:: Material for this exercise

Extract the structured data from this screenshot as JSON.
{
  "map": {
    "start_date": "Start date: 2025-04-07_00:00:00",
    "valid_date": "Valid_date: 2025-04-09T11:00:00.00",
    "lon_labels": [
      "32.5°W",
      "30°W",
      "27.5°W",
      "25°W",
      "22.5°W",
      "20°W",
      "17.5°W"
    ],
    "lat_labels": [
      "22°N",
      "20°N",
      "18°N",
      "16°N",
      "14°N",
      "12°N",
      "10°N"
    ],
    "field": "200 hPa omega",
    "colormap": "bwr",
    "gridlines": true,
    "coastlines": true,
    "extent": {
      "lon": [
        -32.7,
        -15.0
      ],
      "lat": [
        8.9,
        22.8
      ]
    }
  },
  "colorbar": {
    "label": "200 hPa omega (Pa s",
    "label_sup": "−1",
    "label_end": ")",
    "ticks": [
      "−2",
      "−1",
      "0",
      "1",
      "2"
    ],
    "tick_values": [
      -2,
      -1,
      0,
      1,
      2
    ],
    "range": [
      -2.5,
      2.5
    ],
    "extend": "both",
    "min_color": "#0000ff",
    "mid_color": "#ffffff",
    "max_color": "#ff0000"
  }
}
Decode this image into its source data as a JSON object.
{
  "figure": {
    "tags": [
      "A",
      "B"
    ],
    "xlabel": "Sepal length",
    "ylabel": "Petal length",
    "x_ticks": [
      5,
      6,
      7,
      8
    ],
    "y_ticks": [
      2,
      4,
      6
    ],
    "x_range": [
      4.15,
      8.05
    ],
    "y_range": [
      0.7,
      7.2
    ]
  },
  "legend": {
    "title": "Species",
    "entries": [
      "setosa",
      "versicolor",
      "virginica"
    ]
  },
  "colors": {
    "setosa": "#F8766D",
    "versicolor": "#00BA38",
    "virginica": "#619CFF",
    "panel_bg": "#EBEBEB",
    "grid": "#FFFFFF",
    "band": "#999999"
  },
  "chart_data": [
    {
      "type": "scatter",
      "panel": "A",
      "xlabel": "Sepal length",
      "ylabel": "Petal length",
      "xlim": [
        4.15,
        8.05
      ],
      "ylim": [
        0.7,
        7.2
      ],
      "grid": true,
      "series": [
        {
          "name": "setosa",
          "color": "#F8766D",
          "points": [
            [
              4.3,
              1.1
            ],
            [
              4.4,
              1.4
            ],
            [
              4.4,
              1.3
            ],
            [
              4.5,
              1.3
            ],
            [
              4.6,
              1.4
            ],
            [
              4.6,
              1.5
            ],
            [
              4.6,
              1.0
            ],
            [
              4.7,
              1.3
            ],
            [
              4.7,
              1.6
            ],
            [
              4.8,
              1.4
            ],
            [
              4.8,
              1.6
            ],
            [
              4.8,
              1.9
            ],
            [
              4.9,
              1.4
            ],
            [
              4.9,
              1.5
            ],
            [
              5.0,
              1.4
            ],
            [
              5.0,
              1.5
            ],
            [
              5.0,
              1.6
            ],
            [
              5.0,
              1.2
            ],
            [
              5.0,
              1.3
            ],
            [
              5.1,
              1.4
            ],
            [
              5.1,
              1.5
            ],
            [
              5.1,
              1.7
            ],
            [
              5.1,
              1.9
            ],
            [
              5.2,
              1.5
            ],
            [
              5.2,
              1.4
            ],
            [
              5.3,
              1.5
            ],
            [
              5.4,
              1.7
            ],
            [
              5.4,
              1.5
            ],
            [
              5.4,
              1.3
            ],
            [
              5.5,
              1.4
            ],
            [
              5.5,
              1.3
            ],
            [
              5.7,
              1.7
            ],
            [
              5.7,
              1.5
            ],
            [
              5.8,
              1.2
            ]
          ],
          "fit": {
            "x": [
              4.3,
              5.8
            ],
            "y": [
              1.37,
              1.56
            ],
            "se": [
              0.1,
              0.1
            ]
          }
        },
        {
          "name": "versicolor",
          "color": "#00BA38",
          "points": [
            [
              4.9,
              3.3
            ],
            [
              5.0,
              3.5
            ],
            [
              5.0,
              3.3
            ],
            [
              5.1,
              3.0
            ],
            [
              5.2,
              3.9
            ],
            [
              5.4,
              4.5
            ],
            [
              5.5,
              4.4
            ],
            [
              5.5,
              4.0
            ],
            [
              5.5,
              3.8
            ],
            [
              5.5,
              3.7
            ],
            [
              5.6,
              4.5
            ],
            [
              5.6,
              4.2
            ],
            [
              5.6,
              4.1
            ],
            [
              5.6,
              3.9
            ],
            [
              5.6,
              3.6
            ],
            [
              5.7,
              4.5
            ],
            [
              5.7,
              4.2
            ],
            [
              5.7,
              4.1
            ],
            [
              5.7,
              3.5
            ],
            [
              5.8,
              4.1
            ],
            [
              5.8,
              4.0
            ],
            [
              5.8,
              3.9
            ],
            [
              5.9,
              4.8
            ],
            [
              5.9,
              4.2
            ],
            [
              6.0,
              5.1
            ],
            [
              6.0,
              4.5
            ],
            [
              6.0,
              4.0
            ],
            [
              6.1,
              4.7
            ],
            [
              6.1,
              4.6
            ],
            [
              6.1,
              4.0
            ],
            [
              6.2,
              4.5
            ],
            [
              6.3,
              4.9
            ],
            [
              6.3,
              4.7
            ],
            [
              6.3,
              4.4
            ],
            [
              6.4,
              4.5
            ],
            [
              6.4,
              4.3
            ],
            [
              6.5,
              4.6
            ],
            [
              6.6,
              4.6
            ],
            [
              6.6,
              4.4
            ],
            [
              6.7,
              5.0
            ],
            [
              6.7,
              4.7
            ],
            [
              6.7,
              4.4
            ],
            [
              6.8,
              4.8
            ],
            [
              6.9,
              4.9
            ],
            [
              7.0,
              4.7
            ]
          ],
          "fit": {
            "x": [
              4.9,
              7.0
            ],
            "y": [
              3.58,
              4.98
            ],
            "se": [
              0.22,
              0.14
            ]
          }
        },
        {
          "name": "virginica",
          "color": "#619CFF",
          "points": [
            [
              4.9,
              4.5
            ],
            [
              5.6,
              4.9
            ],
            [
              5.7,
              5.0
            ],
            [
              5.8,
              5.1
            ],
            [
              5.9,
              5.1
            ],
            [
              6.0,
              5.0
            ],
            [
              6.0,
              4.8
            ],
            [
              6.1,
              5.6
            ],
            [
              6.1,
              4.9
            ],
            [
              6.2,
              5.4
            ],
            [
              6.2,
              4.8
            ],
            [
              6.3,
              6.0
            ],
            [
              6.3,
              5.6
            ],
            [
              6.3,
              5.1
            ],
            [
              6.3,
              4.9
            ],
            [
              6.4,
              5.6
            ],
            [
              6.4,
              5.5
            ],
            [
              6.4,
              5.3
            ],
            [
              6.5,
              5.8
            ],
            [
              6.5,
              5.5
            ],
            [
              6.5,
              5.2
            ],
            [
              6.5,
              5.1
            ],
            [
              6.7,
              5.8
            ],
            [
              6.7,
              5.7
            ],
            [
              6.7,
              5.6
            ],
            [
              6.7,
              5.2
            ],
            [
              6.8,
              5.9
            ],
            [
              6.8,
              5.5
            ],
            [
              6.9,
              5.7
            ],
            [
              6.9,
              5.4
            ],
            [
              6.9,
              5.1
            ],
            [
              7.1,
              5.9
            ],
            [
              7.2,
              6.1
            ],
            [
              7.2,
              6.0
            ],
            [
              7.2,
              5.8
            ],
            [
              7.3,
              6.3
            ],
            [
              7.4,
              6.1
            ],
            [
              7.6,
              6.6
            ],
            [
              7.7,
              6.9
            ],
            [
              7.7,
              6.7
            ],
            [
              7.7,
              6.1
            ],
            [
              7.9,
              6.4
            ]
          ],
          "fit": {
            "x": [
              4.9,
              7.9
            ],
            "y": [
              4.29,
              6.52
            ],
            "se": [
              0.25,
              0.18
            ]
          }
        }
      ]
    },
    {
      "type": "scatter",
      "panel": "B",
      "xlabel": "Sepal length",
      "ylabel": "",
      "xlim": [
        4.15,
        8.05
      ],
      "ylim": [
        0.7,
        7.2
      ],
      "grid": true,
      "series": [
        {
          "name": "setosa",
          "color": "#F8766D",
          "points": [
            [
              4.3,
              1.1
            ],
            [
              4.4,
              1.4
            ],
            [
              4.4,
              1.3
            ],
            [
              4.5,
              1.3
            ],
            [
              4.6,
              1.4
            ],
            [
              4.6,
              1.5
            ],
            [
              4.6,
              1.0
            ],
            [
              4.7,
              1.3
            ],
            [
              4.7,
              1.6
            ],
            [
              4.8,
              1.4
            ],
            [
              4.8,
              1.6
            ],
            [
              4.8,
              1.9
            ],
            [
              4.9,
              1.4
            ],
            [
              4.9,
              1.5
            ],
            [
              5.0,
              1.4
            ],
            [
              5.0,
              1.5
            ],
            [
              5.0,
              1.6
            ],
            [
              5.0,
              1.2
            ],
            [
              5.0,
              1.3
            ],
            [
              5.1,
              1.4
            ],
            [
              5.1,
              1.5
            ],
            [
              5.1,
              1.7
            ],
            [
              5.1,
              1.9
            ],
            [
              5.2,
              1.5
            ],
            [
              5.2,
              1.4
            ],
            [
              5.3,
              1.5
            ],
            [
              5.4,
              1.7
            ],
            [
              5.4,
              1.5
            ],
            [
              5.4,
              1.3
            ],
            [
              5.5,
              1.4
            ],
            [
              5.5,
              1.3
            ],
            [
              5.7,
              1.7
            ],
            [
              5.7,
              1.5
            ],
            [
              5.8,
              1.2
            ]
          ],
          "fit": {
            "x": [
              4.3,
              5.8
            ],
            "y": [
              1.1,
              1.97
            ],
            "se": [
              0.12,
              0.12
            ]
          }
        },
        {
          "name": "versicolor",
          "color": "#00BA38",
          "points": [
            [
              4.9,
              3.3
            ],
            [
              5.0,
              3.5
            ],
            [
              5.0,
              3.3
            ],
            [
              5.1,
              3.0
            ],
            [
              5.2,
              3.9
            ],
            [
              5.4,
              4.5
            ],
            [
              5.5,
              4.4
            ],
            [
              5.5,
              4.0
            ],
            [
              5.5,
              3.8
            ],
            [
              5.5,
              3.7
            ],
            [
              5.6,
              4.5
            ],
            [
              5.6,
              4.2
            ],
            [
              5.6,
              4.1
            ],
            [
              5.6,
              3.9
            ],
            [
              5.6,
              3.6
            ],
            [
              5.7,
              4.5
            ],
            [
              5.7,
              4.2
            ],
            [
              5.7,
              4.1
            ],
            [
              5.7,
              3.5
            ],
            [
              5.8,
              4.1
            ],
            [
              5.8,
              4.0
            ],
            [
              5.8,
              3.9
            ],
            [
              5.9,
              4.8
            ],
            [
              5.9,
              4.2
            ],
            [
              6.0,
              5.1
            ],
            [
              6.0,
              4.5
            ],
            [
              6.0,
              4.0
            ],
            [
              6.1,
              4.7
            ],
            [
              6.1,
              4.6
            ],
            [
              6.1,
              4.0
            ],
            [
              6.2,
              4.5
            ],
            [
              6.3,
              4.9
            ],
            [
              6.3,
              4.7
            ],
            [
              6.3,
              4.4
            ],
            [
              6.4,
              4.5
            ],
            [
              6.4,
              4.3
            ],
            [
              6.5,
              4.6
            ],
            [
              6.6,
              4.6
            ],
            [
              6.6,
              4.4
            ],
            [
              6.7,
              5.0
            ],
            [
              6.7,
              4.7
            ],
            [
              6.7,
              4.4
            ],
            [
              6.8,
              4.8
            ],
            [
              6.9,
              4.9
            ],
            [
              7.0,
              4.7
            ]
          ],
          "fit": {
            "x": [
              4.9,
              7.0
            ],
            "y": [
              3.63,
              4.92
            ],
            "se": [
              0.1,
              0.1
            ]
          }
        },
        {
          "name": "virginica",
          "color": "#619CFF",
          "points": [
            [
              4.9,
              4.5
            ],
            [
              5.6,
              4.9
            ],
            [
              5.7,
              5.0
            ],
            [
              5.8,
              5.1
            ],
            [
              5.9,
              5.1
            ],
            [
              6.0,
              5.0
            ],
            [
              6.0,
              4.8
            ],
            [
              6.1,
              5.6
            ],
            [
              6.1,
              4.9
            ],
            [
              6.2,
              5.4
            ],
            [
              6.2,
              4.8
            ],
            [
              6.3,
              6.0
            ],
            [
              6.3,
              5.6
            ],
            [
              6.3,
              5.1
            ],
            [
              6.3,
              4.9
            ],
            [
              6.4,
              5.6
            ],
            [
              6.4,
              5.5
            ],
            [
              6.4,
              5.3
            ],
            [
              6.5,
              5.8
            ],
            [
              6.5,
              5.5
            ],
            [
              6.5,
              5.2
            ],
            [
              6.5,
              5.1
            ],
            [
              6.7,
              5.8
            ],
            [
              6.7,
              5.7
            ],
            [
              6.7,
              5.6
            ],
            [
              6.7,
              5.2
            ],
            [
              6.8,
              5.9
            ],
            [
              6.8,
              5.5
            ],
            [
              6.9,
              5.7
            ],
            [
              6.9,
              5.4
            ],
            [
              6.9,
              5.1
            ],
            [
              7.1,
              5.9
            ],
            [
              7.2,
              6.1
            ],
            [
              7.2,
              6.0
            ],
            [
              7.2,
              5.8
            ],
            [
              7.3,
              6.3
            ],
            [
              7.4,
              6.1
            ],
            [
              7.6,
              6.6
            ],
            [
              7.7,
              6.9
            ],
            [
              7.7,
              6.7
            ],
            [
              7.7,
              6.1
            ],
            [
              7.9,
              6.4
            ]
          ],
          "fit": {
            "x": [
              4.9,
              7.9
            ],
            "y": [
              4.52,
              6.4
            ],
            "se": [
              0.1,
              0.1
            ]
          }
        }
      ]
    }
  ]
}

::::

Exercise goal: Copy each line of the listing that includes "setosa".

Result of this exercise:
      "setosa",
    "setosa": "#F8766D",
          "name": "setosa",
          "name": "setosa",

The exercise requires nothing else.